__What is needed__. Output every entry exactly as given.

__The records__.
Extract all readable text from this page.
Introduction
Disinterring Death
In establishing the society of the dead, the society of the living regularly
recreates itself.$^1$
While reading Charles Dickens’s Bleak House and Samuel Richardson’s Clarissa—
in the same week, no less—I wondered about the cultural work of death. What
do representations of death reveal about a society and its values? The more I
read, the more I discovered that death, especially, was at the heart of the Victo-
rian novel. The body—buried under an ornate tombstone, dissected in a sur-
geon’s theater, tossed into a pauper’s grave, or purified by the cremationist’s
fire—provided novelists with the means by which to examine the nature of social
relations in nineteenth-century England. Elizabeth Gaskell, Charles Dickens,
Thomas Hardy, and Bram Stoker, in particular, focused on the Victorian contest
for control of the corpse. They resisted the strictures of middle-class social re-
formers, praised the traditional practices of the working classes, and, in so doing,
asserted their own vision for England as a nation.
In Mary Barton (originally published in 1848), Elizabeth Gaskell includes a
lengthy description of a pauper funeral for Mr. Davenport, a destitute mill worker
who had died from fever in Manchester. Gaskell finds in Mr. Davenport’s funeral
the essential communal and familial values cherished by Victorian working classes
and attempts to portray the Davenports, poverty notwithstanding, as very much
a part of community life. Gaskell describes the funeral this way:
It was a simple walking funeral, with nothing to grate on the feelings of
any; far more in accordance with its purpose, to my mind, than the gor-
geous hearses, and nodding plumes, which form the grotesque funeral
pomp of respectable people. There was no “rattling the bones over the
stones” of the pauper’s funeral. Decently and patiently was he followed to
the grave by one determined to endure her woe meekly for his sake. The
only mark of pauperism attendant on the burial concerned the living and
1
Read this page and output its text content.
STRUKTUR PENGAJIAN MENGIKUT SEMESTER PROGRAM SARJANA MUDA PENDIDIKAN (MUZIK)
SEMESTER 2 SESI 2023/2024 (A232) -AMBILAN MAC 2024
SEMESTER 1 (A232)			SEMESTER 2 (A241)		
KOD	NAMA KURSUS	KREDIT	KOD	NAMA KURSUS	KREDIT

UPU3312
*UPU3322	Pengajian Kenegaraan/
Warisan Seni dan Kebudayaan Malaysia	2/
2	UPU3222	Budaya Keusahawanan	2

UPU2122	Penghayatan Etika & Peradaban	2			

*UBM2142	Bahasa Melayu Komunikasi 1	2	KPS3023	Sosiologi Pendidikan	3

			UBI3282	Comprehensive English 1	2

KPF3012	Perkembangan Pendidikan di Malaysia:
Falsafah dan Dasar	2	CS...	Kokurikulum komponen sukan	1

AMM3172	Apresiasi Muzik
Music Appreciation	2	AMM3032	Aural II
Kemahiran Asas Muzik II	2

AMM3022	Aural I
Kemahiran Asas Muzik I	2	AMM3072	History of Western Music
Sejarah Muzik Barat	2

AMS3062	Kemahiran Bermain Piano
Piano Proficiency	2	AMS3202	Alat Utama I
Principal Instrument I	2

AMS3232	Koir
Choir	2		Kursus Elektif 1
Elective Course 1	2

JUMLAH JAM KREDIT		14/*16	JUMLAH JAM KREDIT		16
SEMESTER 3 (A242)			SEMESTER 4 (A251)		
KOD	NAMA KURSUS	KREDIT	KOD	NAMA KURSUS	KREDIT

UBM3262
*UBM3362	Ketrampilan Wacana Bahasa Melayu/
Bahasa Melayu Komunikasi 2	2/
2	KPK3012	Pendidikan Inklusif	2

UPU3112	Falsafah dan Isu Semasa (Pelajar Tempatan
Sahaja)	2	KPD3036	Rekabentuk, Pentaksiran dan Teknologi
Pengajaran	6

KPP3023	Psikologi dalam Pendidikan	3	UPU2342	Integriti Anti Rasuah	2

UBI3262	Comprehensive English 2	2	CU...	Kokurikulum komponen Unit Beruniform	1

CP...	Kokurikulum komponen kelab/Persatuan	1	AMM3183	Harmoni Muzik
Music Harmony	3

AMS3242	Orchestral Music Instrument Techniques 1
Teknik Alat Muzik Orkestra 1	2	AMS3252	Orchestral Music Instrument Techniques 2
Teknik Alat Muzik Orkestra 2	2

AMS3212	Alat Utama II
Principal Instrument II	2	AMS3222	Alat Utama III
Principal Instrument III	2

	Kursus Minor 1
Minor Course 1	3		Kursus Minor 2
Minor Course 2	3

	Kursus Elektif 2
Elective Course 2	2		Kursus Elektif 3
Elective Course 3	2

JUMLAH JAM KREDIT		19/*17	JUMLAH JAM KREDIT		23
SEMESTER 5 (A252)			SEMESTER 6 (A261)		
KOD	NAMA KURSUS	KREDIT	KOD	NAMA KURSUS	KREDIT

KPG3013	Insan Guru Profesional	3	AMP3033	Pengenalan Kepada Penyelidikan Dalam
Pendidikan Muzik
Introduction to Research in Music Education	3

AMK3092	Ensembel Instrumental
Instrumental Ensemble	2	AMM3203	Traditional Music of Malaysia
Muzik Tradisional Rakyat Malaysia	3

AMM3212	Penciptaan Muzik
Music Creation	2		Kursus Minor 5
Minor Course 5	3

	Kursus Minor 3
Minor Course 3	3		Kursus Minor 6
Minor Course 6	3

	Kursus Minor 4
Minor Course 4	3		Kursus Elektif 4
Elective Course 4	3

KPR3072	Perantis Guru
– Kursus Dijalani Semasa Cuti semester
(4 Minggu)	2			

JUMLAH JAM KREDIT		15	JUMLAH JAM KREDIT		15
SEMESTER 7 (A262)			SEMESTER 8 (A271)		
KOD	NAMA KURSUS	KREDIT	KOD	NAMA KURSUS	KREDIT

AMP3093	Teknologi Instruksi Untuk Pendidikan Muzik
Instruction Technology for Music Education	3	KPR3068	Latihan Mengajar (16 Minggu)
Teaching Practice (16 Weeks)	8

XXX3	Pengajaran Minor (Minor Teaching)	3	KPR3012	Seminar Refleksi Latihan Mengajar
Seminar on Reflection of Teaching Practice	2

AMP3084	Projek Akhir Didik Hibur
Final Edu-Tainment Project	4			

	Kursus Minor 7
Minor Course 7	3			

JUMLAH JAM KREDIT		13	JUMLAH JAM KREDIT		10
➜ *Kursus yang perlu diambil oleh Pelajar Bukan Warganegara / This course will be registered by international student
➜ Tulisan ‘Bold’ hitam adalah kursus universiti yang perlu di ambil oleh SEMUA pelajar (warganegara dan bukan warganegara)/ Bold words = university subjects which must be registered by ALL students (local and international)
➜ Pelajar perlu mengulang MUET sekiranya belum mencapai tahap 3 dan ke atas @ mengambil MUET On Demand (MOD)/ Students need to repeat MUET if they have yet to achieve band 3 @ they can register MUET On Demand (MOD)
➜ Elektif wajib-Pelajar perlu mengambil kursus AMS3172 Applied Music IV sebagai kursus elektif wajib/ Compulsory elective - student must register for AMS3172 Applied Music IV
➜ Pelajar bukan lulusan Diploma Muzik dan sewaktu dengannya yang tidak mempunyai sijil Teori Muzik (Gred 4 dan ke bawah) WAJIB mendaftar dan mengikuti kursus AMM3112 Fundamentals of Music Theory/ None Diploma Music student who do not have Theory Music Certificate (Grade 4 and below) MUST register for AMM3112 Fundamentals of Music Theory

__Task solution__.
Extract all readable text from this page.
Introduction
Disinterring Death
In establishing the society of the dead, the society of the living regularly
recreates itself.$^1$
While reading Charles Dickens’s Bleak House and Samuel Richardson’s Clarissa—
in the same week, no less—I wondered about the cultural work of death. What
do representations of death reveal about a society and its values? The more I
read, the more I discovered that death, especially, was at the heart of the Victo-
rian novel. The body—buried under an ornate tombstone, dissected in a sur-
geon’s theater, tossed into a pauper’s grave, or purified by the cremationist’s
fire—provided novelists with the means by which to examine the nature of social
relations in nineteenth-century England. Elizabeth Gaskell, Charles Dickens,
Thomas Hardy, and Bram Stoker, in particular, focused on the Victorian contest
for control of the corpse. They resisted the strictures of middle-class social re-
formers, praised the traditional practices of the working classes, and, in so doing,
asserted their own vision for England as a nation.
In Mary Barton (originally published in 1848), Elizabeth Gaskell includes a
lengthy description of a pauper funeral for Mr. Davenport, a destitute mill worker
who had died from fever in Manchester. Gaskell finds in Mr. Davenport’s funeral
the essential communal and familial values cherished by Victorian working classes
and attempts to portray the Davenports, poverty notwithstanding, as very much
a part of community life. Gaskell describes the funeral this way:
It was a simple walking funeral, with nothing to grate on the feelings of
any; far more in accordance with its purpose, to my mind, than the gor-
geous hearses, and nodding plumes, which form the grotesque funeral
pomp of respectable people. There was no “rattling the bones over the
stones” of the pauper’s funeral. Decently and patiently was he followed to
the grave by one determined to endure her woe meekly for his sake. The
only mark of pauperism attendant on the burial concerned the living and
1
Read this page and output its text content.
STRUKTUR PENGAJIAN MENGIKUT SEMESTER PROGRAM SARJANA MUDA PENDIDIKAN (MUZIK)
SEMESTER 2 SESI 2023/2024 (A232) -AMBILAN MAC 2024
SEMESTER 1 (A232)			SEMESTER 2 (A241)		
KOD	NAMA KURSUS	KREDIT	KOD	NAMA KURSUS	KREDIT

UPU3312
*UPU3322	Pengajian Kenegaraan/
Warisan Seni dan Kebudayaan Malaysia	2/
2	UPU3222	Budaya Keusahawanan	2

UPU2122	Penghayatan Etika & Peradaban	2			

*UBM2142	Bahasa Melayu Komunikasi 1	2	KPS3023	Sosiologi Pendidikan	3

			UBI3282	Comprehensive English 1	2

KPF3012	Perkembangan Pendidikan di Malaysia:
Falsafah dan Dasar	2	CS...	Kokurikulum komponen sukan	1

AMM3172	Apresiasi Muzik
Music Appreciation	2	AMM3032	Aural II
Kemahiran Asas Muzik II	2

AMM3022	Aural I
Kemahiran Asas Muzik I	2	AMM3072	History of Western Music
Sejarah Muzik Barat	2

AMS3062	Kemahiran Bermain Piano
Piano Proficiency	2	AMS3202	Alat Utama I
Principal Instrument I	2

AMS3232	Koir
Choir	2		Kursus Elektif 1
Elective Course 1	2

JUMLAH JAM KREDIT		14/*16	JUMLAH JAM KREDIT		16
SEMESTER 3 (A242)			SEMESTER 4 (A251)		
KOD	NAMA KURSUS	KREDIT	KOD	NAMA KURSUS	KREDIT

UBM3262
*UBM3362	Ketrampilan Wacana Bahasa Melayu/
Bahasa Melayu Komunikasi 2	2/
2	KPK3012	Pendidikan Inklusif	2

UPU3112	Falsafah dan Isu Semasa (Pelajar Tempatan
Sahaja)	2	KPD3036	Rekabentuk, Pentaksiran dan Teknologi
Pengajaran	6

KPP3023	Psikologi dalam Pendidikan	3	UPU2342	Integriti Anti Rasuah	2

UBI3262	Comprehensive English 2	2	CU...	Kokurikulum komponen Unit Beruniform	1

CP...	Kokurikulum komponen kelab/Persatuan	1	AMM3183	Harmoni Muzik
Music Harmony	3

AMS3242	Orchestral Music Instrument Techniques 1
Teknik Alat Muzik Orkestra 1	2	AMS3252	Orchestral Music Instrument Techniques 2
Teknik Alat Muzik Orkestra 2	2

AMS3212	Alat Utama II
Principal Instrument II	2	AMS3222	Alat Utama III
Principal Instrument III	2

	Kursus Minor 1
Minor Course 1	3		Kursus Minor 2
Minor Course 2	3

	Kursus Elektif 2
Elective Course 2	2		Kursus Elektif 3
Elective Course 3	2

JUMLAH JAM KREDIT		19/*17	JUMLAH JAM KREDIT		23
SEMESTER 5 (A252)			SEMESTER 6 (A261)		
KOD	NAMA KURSUS	KREDIT	KOD	NAMA KURSUS	KREDIT

KPG3013	Insan Guru Profesional	3	AMP3033	Pengenalan Kepada Penyelidikan Dalam
Pendidikan Muzik
Introduction to Research in Music Education	3

AMK3092	Ensembel Instrumental
Instrumental Ensemble	2	AMM3203	Traditional Music of Malaysia
Muzik Tradisional Rakyat Malaysia	3

AMM3212	Penciptaan Muzik
Music Creation	2		Kursus Minor 5
Minor Course 5	3

	Kursus Minor 3
Minor Course 3	3		Kursus Minor 6
Minor Course 6	3

	Kursus Minor 4
Minor Course 4	3		Kursus Elektif 4
Elective Course 4	3

KPR3072	Perantis Guru
– Kursus Dijalani Semasa Cuti semester
(4 Minggu)	2			

JUMLAH JAM KREDIT		15	JUMLAH JAM KREDIT		15
SEMESTER 7 (A262)			SEMESTER 8 (A271)		
KOD	NAMA KURSUS	KREDIT	KOD	NAMA KURSUS	KREDIT

AMP3093	Teknologi Instruksi Untuk Pendidikan Muzik
Instruction Technology for Music Education	3	KPR3068	Latihan Mengajar (16 Minggu)
Teaching Practice (16 Weeks)	8

XXX3	Pengajaran Minor (Minor Teaching)	3	KPR3012	Seminar Refleksi Latihan Mengajar
Seminar on Reflection of Teaching Practice	2

AMP3084	Projek Akhir Didik Hibur
Final Edu-Tainment Project	4			

	Kursus Minor 7
Minor Course 7	3			

JUMLAH JAM KREDIT		13	JUMLAH JAM KREDIT		10
➜ *Kursus yang perlu diambil oleh Pelajar Bukan Warganegara / This course will be registered by international student
➜ Tulisan ‘Bold’ hitam adalah kursus universiti yang perlu di ambil oleh SEMUA pelajar (warganegara dan bukan warganegara)/ Bold words = university subjects which must be registered by ALL students (local and international)
➜ Pelajar perlu mengulang MUET sekiranya belum mencapai tahap 3 dan ke atas @ mengambil MUET On Demand (MOD)/ Students need to repeat MUET if they have yet to achieve band 3 @ they can register MUET On Demand (MOD)
➜ Elektif wajib-Pelajar perlu mengambil kursus AMS3172 Applied Music IV sebagai kursus elektif wajib/ Compulsory elective - student must register for AMS3172 Applied Music IV
➜ Pelajar bukan lulusan Diploma Muzik dan sewaktu dengannya yang tidak mempunyai sijil Teori Muzik (Gred 4 dan ke bawah) WAJIB mendaftar dan mengikuti kursus AMM3112 Fundamentals of Music Theory/ None Diploma Music student who do not have Theory Music Certificate (Grade 4 and below) MUST register for AMM3112 Fundamentals of Music Theory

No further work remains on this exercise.